··· FRAGMENTO PROPUESTO

Porque como bien sabemos, el capitalismo es una mierda. Creo que el cine contemporáneo se ha encargado de remarcárnoslo durante décadas. El tema es que la mención repetida tiene el mismo efecto que las palabras de Byul Chung Han y Slavov Zizek cuando la pandemia de Covid 19 hacía estragos en Europa a inicios de 2020: por decir que el capitalismo es malo, que está muerto, que está muriendo o se va morir, el capitalismo no se va. Sigue ahí. Y nosotros consumimos dentro de ese sistema y la vida continúa. No, eso no significa que lo naturalicemos. Pero la redundancia sobre el desprecio a las formas del capitalismo no parece llevarnos muy lejos respecto de aquello que en mayor o menor medida podemos saber: que en EE.UU. conviven formas institucionales que superponen al primer mundo con el tercero; que al mismo tiempo que los ciudadanos pueden sentirse cuidados son expuestos al abandono del estado (sobre todo en lo que hace a los servicios de salud y jubilación). En este punto nada del contenidismo de manual de Nomadland agrega algo distinto. Entonces la forma emerge como el gran contrapeso. Pero en las formas del cine de Chloe Zhao (que dirigió la excelente The Rider, que oportunamente comentamos en la revista en esta nota), o al menos en las que eligió para esta película, tampoco parece haber mucho. Porque su cine también se ha convertido en un sistema formalmente estable (ay, esa necesidad de ser autores!), de esos que nos permiten jugar a ese juego-meme que alguna vez circulaba en redes sociales sobre la forma de reconocer a determinados pintores según características superficiales: si la iluminación prevalece en la hora mágica (atardeceres o amaneceres), si la cámara está flotante pero nunca quieta, alrededor de los personajes prevaleciendo el plano general o el primer plano, si el montaje es “sucio” y se nota la elipsis entre planos que suceden en el mismo momento o si se producen elipsis con secuencias de montaje disimuladas a lo largo de procesos de trabajo de los personajes y todo musicalizado de forma empalagosa, entonces acertaste, es una película de Chloe Zhao.

······

CONSIGNA => Enumera, por favor, a todas las personas que el fragmento sobre Nomadland menciona por su nombre.

··· MATERIAL DE ESTUDIO

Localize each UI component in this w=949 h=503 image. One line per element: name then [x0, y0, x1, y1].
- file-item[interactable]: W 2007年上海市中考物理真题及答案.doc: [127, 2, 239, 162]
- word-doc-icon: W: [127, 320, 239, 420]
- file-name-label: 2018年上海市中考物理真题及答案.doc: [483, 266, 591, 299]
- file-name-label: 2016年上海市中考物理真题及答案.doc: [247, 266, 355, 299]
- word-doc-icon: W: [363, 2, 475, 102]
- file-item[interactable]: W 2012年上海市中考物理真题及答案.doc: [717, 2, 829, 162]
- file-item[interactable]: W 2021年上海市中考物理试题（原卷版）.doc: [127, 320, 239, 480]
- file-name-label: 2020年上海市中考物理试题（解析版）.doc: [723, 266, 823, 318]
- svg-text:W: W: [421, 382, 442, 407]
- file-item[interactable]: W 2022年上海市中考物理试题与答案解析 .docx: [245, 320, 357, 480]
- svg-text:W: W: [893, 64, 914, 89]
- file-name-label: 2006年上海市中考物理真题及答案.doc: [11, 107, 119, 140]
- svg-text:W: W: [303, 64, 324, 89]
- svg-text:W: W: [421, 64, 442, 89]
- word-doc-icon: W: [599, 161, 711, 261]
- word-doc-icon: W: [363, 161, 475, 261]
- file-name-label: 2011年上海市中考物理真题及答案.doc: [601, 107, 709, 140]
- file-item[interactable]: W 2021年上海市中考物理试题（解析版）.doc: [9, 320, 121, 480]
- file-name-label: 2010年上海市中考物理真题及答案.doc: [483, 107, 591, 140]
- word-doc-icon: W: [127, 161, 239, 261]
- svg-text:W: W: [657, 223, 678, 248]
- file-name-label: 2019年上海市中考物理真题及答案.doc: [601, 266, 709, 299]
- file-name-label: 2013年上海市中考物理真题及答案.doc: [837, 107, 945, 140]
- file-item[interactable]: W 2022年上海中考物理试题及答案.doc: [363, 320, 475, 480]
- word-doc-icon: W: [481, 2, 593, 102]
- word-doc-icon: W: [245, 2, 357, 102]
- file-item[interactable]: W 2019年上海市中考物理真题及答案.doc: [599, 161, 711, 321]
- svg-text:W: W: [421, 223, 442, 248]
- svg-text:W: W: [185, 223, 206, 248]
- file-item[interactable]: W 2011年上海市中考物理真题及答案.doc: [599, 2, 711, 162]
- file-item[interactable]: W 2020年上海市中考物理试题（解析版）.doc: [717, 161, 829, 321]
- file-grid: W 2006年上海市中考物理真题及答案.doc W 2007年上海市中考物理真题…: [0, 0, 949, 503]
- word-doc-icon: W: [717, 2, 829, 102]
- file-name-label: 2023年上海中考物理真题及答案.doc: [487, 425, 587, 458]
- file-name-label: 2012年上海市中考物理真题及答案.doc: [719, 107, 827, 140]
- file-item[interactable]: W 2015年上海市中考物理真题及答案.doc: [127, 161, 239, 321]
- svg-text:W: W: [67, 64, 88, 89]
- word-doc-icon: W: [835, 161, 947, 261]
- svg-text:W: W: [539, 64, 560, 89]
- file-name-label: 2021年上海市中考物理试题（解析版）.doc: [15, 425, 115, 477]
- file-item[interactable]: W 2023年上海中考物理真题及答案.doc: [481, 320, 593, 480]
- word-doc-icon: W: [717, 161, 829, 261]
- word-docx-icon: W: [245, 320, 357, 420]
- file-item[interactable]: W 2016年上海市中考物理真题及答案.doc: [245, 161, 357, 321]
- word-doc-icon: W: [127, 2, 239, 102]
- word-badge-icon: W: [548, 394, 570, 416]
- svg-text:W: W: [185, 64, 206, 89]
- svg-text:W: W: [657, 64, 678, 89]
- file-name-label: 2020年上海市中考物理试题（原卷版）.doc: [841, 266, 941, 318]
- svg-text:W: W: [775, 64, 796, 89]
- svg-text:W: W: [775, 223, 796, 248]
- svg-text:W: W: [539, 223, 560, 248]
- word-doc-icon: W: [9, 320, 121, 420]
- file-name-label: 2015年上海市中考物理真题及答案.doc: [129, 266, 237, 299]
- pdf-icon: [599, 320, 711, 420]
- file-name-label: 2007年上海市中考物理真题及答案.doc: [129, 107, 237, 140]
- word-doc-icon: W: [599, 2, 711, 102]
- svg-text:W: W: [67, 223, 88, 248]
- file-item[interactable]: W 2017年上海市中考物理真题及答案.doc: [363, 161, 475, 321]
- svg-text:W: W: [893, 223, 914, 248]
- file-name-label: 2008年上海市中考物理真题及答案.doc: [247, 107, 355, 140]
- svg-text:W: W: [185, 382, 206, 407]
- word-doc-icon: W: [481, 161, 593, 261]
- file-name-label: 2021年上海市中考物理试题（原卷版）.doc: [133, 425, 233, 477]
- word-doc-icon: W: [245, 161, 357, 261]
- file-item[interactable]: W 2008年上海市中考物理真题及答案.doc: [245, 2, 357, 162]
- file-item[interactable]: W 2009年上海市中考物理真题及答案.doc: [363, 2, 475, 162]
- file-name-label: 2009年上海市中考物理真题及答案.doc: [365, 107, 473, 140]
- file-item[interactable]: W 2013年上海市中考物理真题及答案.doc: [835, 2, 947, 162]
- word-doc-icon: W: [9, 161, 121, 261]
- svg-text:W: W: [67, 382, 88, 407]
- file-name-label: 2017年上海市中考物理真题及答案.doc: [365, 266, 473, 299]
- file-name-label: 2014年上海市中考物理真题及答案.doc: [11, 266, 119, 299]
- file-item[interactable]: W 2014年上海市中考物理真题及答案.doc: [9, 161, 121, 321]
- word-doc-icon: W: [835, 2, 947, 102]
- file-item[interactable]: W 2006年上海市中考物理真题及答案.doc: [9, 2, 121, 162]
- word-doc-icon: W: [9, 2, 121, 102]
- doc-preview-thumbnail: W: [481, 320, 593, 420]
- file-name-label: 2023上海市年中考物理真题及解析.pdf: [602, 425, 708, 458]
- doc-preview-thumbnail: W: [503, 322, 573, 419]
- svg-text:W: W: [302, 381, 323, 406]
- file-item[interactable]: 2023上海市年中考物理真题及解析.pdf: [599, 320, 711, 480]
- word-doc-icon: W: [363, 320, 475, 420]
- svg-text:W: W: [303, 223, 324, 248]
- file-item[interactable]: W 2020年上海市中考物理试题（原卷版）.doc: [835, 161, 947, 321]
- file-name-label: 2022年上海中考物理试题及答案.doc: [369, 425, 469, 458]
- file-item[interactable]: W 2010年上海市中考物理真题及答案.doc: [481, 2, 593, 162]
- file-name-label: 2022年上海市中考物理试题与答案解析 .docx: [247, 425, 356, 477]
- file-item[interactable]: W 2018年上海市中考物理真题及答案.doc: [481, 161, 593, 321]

······

RESPUESTA =>
- Byul Chung Han
- Slavov Zizek
- Chloe Zhao